Copy the data exactly as it appears, and do not include any pictures.

(Entries from a dataset)
....

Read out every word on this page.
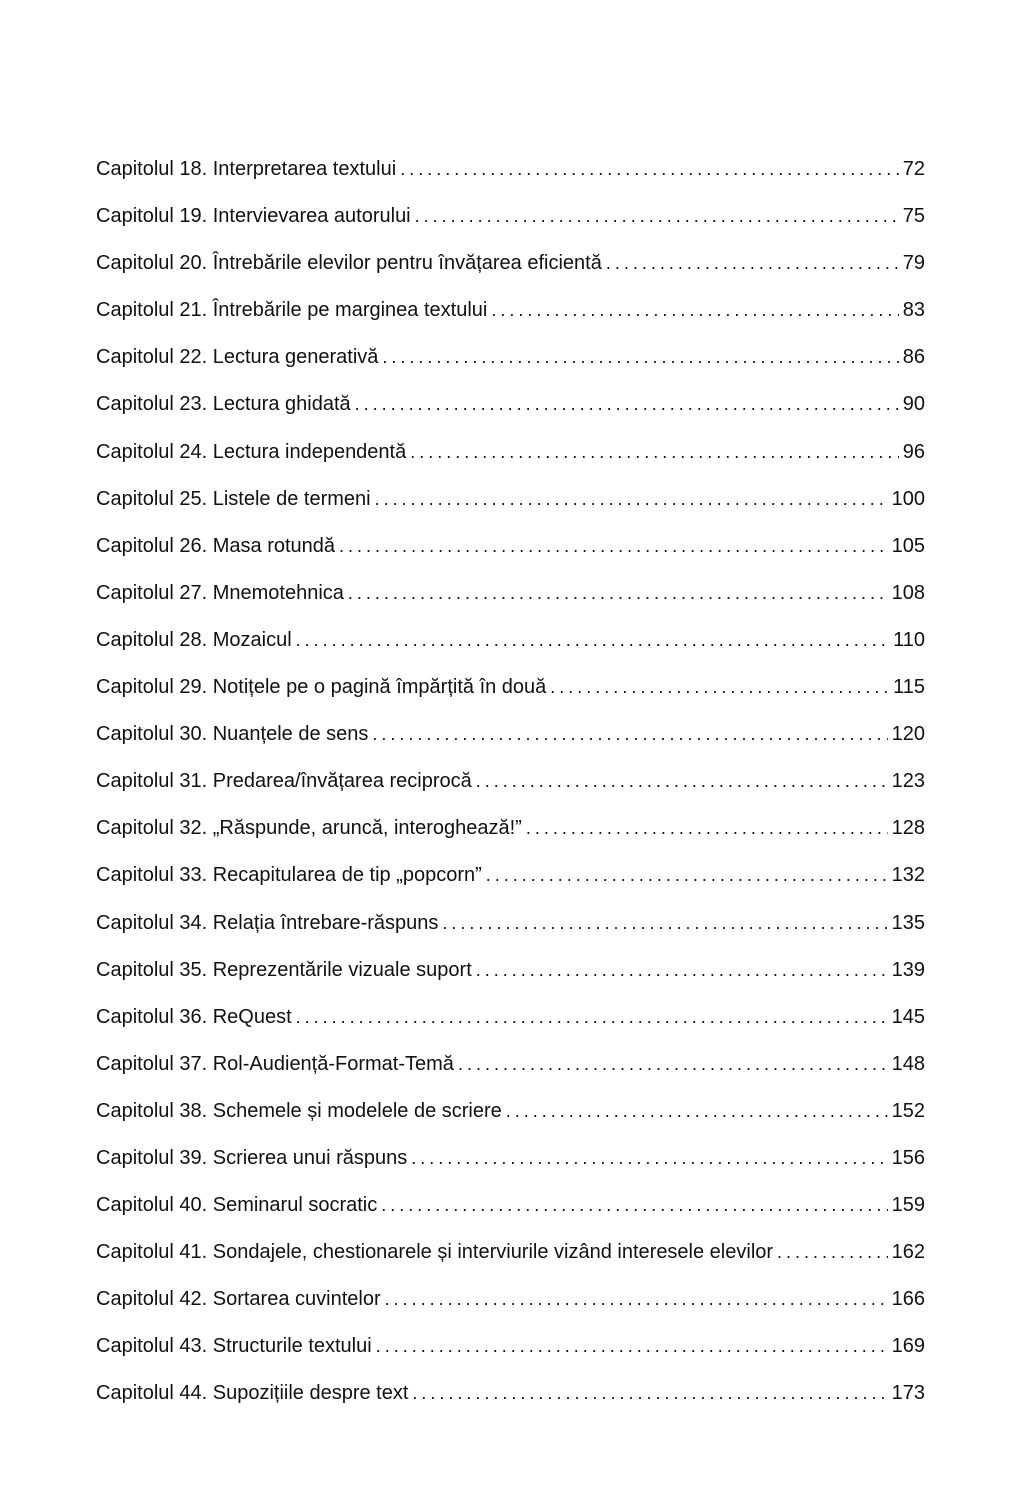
Capitolul 18. Interpretarea textului . . .	72
Capitolul 19. Intervievarea autorului . . .	75
Capitolul 20. Întrebările elevilor pentru învățarea eficientă . . .	79
Capitolul 21. Întrebările pe marginea textului . . .	83
Capitolul 22. Lectura generativă . . .	86
Capitolul 23. Lectura ghidată . . .	90
Capitolul 24. Lectura independentă . . .	96
Capitolul 25. Listele de termeni . . .	100
Capitolul 26. Masa rotundă . . .	105
Capitolul 27. Mnemotehnica . . .	108
Capitolul 28. Mozaicul . . .	110
Capitolul 29. Notițele pe o pagină împărțită în două . . .	115
Capitolul 30. Nuanțele de sens . . .	120
Capitolul 31. Predarea/învățarea reciprocă . . .	123
Capitolul 32. „Răspunde, aruncă, interoghează!” . . .	128
Capitolul 33. Recapitularea de tip „popcorn” . . .	132
Capitolul 34. Relația întrebare-răspuns . . .	135
Capitolul 35. Reprezentările vizuale suport . . .	139
Capitolul 36. ReQuest . . .	145
Capitolul 37. Rol-Audiență-Format-Temă . . .	148
Capitolul 38. Schemele și modelele de scriere . . .	152
Capitolul 39. Scrierea unui răspuns . . .	156
Capitolul 40. Seminarul socratic . . .	159
Capitolul 41. Sondajele, chestionarele și interviurile vizând interesele elevilor . . .	162
Capitolul 42. Sortarea cuvintelor . . .	166
Capitolul 43. Structurile textului . . .	169
Capitolul 44. Supozițiile despre text . . .	173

....

■ RESULT FOR THIS EXERCISE:
Read out every word on this page.
Capitolul 18. Interpretarea textului . . .	72
Capitolul 19. Intervievarea autorului . . .	75
Capitolul 20. Întrebările elevilor pentru învățarea eficientă . . .	79
Capitolul 21. Întrebările pe marginea textului . . .	83
Capitolul 22. Lectura generativă . . .	86
Capitolul 23. Lectura ghidată . . .	90
Capitolul 24. Lectura independentă . . .	96
Capitolul 25. Listele de termeni . . .	100
Capitolul 26. Masa rotundă . . .	105
Capitolul 27. Mnemotehnica . . .	108
Capitolul 28. Mozaicul . . .	110
Capitolul 29. Notițele pe o pagină împărțită în două . . .	115
Capitolul 30. Nuanțele de sens . . .	120
Capitolul 31. Predarea/învățarea reciprocă . . .	123
Capitolul 32. „Răspunde, aruncă, interoghează!” . . .	128
Capitolul 33. Recapitularea de tip „popcorn” . . .	132
Capitolul 34. Relația întrebare-răspuns . . .	135
Capitolul 35. Reprezentările vizuale suport . . .	139
Capitolul 36. ReQuest . . .	145
Capitolul 37. Rol-Audiență-Format-Temă . . .	148
Capitolul 38. Schemele și modelele de scriere . . .	152
Capitolul 39. Scrierea unui răspuns . . .	156
Capitolul 40. Seminarul socratic . . .	159
Capitolul 41. Sondajele, chestionarele și interviurile vizând interesele elevilor . . .	162
Capitolul 42. Sortarea cuvintelor . . .	166
Capitolul 43. Structurile textului . . .	169
Capitolul 44. Supozițiile despre text . . .	173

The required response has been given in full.